> [READING PASSAGE]

----------------

Well, the grass is showing signs of that strange disease, you know, the one where it gets green patches and swells upward. Soon the green will take over and the swelling will reach the point where the loud box on wheels will have to be brought into play to reduce the size of each blade.

I am not fortunate enough to have a scanner hooked to the 128D, but the A2000 has an HP ScanJet IIc hooked up and I often scan materials for home schooling. Mia has use of the 128D's LaserJet, so I email the scans to her and she prints them at her leisure.

Sometimes I'd like to quickly scan a page and print it. The only computer, other than the 128D (and the iMac in Mia's office) that has a printer on it is the A1200, but it appears to have problems. :/

I used to move files over to the 128 via a CrossDOS save on the Amiga, then read the PC-formatted disk on the 128 with Little Red Reader. Pretty slick. However, the 128D's internal 1571 drive tends to have fits -- especially if I need to do something fast. It simply does not let the system bootup properly. It does not save time. Also, in the name of speed CrossDOS is in storage on the Amiga and I have to manually execute it (easy enough, open storage, devs, dos, click on pc2:).

I have hit upon a rather slick solution. On AmiNet at:

http://ftp.uni-paderborn.de/aminet/dirs/misc_emu.html

you will find a file called c1581.lha by Pasi 'Albert' Ojala, that has all that is required to make the 3.5inch disk drive in the Amiga read and write commodore 1581 format floppies. It installs like CrossDOS and other DOS readers on OS2.04 and up.

I did have some problems with it as it seemed to work sometimes and other times it didn't work at all. So I unarchived everything to a floppy disk. Then when needed, I open the floppy, open the drawer (1581) and click on c2. Upon doing so, it finds the handler and installs invisibly on my system. It seems to work this way every time. I also found that sometimes the first file may become corrupt on the disk (this may be my floppy as I am lazy and didn't get a fresh floppy -- format it on your real 1581). To avoid any problems I put a sacrificial file onto the disk -- a file I didn't care about and didn't plan to use from the disk anyway.

----------------

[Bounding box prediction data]

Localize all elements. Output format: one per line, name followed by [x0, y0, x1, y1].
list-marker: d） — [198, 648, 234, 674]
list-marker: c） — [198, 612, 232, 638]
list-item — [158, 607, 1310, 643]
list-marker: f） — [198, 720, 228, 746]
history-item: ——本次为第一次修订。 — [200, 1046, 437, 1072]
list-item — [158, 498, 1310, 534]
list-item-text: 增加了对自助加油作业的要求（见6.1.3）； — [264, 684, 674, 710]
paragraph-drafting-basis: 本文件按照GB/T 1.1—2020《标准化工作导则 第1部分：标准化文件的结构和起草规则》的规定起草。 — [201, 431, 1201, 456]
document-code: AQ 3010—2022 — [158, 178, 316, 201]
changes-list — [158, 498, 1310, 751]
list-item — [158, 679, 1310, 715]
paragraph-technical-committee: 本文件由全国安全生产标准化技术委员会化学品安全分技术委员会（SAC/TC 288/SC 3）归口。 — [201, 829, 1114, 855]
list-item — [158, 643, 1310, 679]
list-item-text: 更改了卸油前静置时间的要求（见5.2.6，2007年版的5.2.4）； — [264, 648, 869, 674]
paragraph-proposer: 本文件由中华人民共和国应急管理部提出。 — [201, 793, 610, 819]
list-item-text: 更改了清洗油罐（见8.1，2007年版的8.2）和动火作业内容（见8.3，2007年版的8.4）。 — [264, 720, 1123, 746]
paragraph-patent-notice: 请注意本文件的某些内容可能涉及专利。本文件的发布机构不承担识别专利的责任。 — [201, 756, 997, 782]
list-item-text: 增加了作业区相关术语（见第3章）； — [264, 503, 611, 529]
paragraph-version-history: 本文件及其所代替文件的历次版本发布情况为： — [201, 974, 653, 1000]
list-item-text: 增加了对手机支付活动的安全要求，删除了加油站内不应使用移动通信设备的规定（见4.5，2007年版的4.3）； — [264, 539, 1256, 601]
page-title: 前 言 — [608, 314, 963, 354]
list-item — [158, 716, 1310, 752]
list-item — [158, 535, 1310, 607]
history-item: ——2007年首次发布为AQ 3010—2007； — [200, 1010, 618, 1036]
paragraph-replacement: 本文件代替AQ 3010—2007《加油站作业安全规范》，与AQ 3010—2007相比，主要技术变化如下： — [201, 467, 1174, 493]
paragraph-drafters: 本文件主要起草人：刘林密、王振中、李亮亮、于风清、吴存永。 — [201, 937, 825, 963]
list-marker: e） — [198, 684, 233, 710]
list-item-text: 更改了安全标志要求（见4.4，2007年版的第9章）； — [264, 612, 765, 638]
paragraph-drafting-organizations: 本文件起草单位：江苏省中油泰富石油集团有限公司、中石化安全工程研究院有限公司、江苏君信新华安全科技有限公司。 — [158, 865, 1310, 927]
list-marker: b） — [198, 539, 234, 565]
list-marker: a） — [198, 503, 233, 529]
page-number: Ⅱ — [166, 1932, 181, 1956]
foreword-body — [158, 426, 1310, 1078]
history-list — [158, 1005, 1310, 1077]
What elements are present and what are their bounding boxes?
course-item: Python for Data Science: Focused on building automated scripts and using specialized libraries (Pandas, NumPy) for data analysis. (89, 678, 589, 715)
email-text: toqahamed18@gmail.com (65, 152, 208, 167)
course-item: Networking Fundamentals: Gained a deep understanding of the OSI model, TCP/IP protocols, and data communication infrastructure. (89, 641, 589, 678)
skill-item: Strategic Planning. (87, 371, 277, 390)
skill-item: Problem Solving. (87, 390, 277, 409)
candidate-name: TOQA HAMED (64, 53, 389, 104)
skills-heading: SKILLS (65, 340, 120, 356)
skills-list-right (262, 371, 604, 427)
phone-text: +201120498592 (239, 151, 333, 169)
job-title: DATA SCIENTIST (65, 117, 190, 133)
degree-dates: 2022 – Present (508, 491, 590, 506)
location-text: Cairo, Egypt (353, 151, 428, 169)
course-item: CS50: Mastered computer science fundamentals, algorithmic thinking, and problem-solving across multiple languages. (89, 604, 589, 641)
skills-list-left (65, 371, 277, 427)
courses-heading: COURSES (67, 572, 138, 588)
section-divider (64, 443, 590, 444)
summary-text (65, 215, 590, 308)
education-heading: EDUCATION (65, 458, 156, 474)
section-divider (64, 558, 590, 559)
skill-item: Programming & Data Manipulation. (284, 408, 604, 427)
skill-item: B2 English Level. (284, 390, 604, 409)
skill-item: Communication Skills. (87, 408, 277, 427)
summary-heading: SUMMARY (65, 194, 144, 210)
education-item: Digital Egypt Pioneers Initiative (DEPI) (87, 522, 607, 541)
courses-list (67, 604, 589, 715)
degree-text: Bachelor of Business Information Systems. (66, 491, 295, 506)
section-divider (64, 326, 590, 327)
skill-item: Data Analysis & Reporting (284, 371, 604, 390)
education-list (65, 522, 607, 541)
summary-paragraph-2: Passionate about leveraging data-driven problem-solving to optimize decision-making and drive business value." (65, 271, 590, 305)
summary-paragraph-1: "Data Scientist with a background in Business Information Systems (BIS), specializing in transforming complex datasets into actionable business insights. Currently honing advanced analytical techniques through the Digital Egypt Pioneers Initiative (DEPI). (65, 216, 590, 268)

----------------

> [WHAT YOU WILL DO]
**A)** In the Amiga file-transfer post, why does the writer put a sacrificial file onto the 1581 disk? Answer in one to three sentences.
**B)** Reproduce the Amiga file-transfer post, everything from "you will find" down to "the disk anyway.".
**C)** Resume the Amiga file-transfer post after its final sentence and keep writing it.
The records were drawn from a separate source.

> [RESPONSES TO THE EXERCISE]
**A)** The writer found that the first file on the disk sometimes became corrupt. Putting an unwanted file there first avoids problems with the files that matter.

**B)**
you will find a file called c1581.lha by Pasi 'Albert' Ojala, that has all that is required to make the 3.5inch disk drive in the Amiga read and write commodore 1581 format floppies. It installs like CrossDOS and other DOS readers on OS2.04 and up.

I did have some problems with it as it seemed to work sometimes and other times it didn't work at all. So I unarchived everything to a floppy disk. Then when needed, I open the floppy, open the drawer (1581) and click on c2. Upon doing so, it finds the handler and installs invisibly on my system. It seems to work this way every time. I also found that sometimes the first file may become corrupt on the disk (this may be my floppy as I am lazy and didn't get a fresh floppy -- format it on your real 1581). To avoid any problems I put a sacrificial file onto the disk -- a file I didn't care about and didn't plan to use from the disk anyway.

**C)**
Quick Scanning

I would do a scan on the A2000 using Scan Center. Set at 75dpi, and 2 color black and white, but it is really large and will need some serious reducing. Next I employ Image Studio to reduce it to 640*720*256. Since Image Studio only works with 16 million color pictures, it needs to be converted to 16 million colors and then reduced to 640 by 720. I save it as a 256 color .GIF as I have found the C64/128 PRGs handle them the best. Also, when down-sizing that much, there is a fair amount of gray-scale involved that it'll be really different from the original.

Next I either save it to c2: (the 1581 disk) or my HD, then open the drawers up to drag and drop the file to c2: After the file is on floppy I go over to the 128D and pop the disk in the 1581/FD drive and simply copy the file to the REU. Using Randy Weems' geoGIF I convert it to a geoPaint file. I always check it (and at the right resolution it always works right) before printing. Any small text on the page may be illegible at this point and I can retype it from inside geoPaint.

NOTE: this is not a practical way to scan pages into GEOS that contain lots of writing on them. However, this works for many things that are not particularly detail intense. The homeschool materials I scan are made for k-2 and are usually larger writing and pictures on black and white pages. This may not suite everyone's needs as it may just make a copy that is unusable. But it illustrates just one practical use of both c1581 and geoGIF.

Happy Conversions!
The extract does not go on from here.